-- Begin --

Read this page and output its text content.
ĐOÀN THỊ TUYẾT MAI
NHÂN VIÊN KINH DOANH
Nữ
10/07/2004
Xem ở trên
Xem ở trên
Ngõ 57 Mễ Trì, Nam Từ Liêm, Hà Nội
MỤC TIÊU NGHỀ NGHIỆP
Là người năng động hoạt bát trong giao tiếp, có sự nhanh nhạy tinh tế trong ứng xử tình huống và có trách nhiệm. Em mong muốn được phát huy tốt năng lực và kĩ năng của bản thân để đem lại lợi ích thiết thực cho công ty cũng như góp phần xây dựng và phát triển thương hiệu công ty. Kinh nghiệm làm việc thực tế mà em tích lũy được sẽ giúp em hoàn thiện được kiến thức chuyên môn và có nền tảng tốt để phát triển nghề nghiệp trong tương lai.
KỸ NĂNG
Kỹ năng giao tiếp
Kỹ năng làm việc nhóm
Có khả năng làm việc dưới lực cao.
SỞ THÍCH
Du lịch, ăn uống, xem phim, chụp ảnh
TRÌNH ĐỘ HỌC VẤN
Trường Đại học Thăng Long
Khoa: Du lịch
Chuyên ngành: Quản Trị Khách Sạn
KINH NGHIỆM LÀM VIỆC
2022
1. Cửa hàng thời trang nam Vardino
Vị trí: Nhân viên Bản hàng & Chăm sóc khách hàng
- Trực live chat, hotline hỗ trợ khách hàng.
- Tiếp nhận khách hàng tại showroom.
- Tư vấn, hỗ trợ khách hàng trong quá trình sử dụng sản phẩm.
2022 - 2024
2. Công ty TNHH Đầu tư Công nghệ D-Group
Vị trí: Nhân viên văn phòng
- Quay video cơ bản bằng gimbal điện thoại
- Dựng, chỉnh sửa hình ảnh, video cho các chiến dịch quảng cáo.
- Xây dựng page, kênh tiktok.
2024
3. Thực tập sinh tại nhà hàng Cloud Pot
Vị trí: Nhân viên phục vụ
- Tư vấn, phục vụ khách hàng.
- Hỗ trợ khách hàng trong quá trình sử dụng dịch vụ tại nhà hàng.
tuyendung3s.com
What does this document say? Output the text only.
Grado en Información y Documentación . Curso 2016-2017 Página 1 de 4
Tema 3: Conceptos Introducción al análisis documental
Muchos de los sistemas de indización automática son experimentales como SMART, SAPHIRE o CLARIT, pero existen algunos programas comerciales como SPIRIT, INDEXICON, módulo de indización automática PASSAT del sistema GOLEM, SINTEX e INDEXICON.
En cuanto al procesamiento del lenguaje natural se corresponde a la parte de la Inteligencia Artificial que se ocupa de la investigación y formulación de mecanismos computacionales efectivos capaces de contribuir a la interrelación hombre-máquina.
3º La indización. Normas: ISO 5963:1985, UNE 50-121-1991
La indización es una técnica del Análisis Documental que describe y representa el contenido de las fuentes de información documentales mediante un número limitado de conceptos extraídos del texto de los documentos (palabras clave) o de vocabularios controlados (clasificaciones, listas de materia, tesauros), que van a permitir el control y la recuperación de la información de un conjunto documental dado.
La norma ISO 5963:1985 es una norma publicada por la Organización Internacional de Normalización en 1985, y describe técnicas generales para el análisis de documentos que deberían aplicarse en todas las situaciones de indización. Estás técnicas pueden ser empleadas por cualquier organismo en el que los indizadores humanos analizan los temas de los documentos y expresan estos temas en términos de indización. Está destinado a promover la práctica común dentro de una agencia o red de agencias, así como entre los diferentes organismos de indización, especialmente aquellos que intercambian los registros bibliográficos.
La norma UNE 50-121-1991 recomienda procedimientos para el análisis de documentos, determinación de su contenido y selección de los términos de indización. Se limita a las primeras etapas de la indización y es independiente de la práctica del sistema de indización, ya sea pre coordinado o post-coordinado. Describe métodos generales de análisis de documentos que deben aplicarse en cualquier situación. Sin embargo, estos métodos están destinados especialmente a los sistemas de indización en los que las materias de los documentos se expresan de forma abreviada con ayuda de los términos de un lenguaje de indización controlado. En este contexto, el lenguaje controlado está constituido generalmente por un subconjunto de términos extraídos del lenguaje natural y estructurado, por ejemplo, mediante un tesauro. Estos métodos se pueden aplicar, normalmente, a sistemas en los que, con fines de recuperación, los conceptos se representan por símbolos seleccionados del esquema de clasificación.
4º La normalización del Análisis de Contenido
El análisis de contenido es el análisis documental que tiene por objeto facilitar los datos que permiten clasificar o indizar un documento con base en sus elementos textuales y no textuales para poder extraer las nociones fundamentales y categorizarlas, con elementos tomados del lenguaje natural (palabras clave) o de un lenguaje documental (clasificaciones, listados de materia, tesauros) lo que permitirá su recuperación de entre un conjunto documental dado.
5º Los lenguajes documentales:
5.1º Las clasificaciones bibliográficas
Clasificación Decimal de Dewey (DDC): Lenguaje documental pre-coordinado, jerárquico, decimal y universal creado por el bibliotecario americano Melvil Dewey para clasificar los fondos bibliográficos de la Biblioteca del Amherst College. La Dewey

-- End --

Search the listing for the word "phục" and return each line that holds it.

Complete response:
Vị trí: Nhân viên phục vụ
- Tư vấn, phục vụ khách hàng.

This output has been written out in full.